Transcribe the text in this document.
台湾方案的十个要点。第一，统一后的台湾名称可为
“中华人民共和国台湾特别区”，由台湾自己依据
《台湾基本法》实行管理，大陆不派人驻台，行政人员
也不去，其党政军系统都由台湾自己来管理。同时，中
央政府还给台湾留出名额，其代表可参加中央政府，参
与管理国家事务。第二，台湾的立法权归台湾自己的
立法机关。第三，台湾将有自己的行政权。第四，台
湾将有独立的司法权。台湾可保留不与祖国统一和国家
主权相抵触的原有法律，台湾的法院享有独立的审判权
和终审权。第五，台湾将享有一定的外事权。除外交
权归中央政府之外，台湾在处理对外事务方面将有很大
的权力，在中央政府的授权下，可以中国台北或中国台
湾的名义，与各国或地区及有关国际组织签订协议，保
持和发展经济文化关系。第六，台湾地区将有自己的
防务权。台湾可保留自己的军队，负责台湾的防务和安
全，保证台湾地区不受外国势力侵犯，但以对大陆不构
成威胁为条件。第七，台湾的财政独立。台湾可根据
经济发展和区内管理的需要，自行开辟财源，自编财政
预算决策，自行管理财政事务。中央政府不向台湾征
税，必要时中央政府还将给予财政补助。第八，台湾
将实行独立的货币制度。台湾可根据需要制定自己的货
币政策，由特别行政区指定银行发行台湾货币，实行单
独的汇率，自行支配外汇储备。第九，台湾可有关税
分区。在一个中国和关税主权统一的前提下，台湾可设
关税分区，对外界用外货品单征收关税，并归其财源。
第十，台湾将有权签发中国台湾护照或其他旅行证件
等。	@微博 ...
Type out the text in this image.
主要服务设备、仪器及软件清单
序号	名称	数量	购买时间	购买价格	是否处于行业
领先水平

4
...
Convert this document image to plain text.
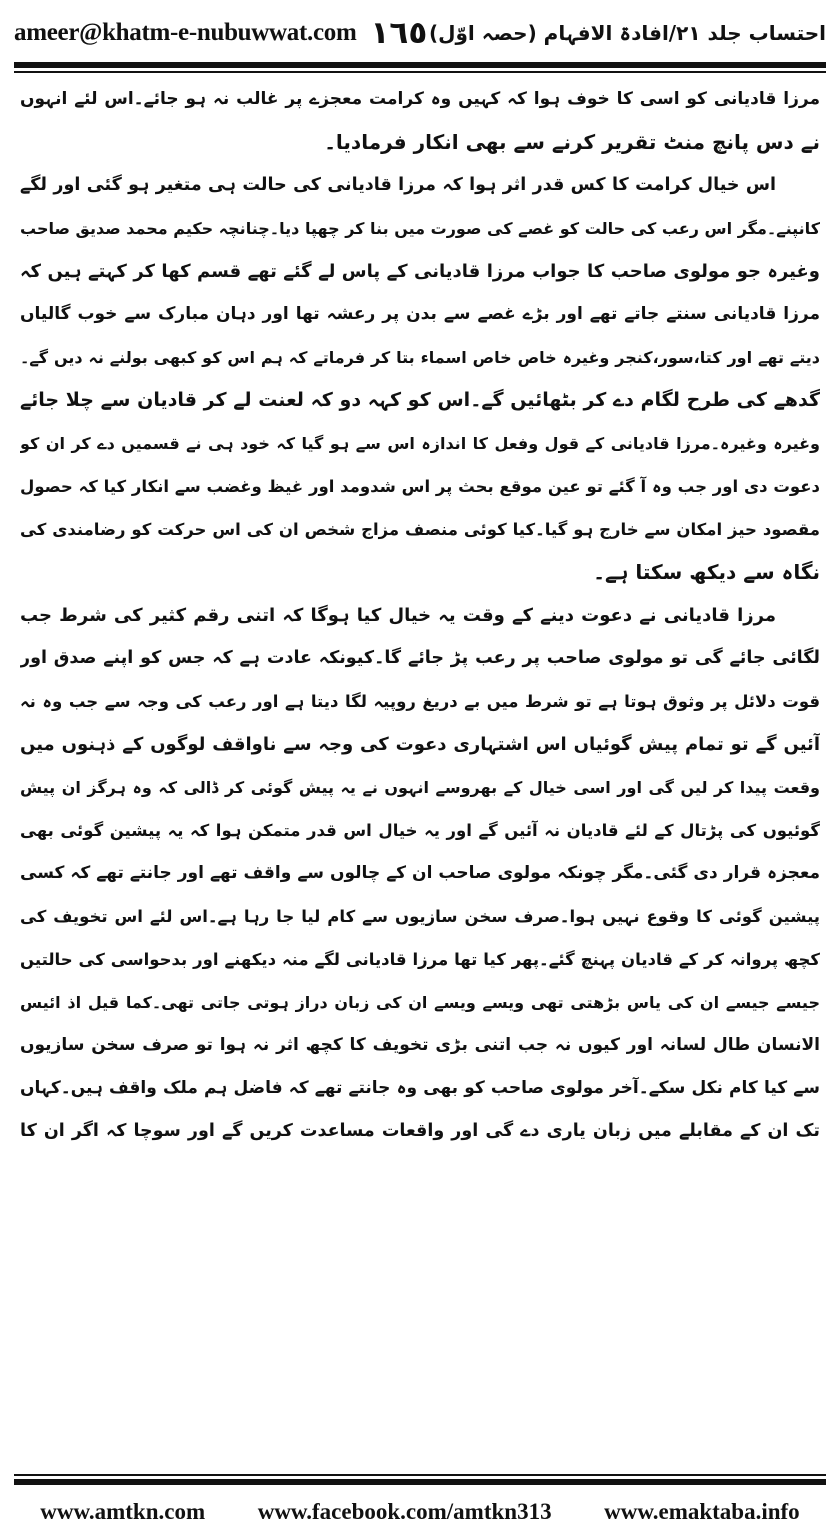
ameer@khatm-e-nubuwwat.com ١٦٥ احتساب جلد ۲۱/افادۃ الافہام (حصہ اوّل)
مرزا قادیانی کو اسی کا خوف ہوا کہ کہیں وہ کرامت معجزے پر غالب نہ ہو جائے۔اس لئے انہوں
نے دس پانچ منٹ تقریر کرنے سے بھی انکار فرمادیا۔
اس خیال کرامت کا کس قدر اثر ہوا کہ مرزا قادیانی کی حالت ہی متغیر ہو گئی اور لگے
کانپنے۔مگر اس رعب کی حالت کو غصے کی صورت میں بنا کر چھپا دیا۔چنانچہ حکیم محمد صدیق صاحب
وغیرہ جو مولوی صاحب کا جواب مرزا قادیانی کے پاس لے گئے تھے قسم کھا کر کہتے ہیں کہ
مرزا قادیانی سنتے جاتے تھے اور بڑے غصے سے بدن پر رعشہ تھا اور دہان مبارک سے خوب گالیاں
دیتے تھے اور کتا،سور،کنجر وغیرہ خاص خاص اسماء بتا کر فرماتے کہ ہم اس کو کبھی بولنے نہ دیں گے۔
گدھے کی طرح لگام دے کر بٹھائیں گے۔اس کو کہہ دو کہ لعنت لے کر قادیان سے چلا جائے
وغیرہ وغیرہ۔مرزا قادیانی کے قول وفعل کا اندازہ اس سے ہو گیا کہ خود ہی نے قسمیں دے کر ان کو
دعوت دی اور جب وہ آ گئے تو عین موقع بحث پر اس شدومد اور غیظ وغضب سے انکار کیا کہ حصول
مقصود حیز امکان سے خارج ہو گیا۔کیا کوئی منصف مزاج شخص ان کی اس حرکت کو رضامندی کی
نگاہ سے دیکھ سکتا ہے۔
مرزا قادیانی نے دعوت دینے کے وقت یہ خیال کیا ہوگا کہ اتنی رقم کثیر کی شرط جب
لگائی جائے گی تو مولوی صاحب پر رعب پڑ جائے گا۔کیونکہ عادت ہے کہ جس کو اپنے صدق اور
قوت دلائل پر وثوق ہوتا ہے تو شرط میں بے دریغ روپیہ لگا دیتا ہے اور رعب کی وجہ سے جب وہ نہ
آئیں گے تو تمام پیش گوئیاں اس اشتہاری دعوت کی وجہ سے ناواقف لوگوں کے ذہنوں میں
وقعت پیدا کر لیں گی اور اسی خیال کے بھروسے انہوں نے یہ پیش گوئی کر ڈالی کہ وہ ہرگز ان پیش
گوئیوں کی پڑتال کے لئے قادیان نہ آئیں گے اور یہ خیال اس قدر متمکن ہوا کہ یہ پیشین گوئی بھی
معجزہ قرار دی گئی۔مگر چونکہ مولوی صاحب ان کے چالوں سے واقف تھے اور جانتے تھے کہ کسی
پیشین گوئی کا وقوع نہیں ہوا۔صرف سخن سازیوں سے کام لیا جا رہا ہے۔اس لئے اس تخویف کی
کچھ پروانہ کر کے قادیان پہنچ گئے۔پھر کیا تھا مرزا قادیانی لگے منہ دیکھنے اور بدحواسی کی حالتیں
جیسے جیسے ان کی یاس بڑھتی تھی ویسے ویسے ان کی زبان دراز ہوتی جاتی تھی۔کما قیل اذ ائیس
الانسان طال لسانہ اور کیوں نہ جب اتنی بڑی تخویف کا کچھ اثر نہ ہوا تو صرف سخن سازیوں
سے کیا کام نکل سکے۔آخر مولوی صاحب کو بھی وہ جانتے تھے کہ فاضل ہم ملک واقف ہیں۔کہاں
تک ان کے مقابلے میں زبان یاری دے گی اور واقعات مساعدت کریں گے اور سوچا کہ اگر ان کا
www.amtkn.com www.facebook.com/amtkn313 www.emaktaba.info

Aim of the exercise>
Your task is to pick out every line with the string "خیال" and copy it.

Exercise answer>
اس خیال کرامت کا کس قدر اثر ہوا کہ مرزا قادیانی کی حالت ہی متغیر ہو گئی اور لگے
مرزا قادیانی نے دعوت دینے کے وقت یہ خیال کیا ہوگا کہ اتنی رقم کثیر کی شرط جب
وقعت پیدا کر لیں گی اور اسی خیال کے بھروسے انہوں نے یہ پیش گوئی کر ڈالی کہ وہ ہرگز ان پیش
گوئیوں کی پڑتال کے لئے قادیان نہ آئیں گے اور یہ خیال اس قدر متمکن ہوا کہ یہ پیشین گوئی بھی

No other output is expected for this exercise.